Written problem: Look through the entries below and report how many lines hold the string "phone". Only the number is wanted.
— Begin —
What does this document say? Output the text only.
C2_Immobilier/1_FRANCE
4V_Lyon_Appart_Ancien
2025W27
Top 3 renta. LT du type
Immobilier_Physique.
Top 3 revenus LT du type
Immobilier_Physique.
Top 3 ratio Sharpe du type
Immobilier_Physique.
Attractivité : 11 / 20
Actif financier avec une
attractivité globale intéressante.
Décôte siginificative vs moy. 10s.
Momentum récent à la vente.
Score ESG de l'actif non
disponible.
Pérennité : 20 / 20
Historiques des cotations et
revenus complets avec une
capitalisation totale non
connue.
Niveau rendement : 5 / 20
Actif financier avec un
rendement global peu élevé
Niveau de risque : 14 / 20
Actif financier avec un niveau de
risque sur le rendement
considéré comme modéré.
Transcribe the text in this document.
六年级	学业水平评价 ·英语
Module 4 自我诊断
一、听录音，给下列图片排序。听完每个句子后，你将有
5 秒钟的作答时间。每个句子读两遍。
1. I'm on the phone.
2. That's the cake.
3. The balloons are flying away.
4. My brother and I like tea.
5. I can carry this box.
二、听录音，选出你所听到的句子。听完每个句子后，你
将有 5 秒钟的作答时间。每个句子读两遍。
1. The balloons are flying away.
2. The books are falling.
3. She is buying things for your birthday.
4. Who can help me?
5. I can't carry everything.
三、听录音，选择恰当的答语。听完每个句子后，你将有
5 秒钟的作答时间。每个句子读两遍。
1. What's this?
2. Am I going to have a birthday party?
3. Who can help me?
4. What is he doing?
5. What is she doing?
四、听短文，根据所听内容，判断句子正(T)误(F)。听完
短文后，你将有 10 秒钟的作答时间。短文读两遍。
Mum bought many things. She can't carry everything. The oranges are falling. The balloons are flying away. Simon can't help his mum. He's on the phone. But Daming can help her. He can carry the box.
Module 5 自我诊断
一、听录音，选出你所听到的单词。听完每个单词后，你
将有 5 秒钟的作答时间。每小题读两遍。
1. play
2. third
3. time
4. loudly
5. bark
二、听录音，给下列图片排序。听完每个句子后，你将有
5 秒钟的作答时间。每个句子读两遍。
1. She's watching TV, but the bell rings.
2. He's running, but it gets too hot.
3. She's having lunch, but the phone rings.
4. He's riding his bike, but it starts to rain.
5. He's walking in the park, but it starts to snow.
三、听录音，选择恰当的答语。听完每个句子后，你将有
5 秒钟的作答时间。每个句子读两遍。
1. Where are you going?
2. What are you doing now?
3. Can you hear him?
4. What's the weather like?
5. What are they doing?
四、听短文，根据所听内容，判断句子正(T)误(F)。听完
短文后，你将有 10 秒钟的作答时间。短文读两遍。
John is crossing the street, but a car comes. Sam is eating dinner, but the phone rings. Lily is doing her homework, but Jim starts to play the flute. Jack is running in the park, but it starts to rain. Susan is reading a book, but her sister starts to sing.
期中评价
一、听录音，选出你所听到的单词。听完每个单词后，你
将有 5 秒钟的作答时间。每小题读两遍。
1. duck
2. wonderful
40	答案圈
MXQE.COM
— End —
Output for this task: 4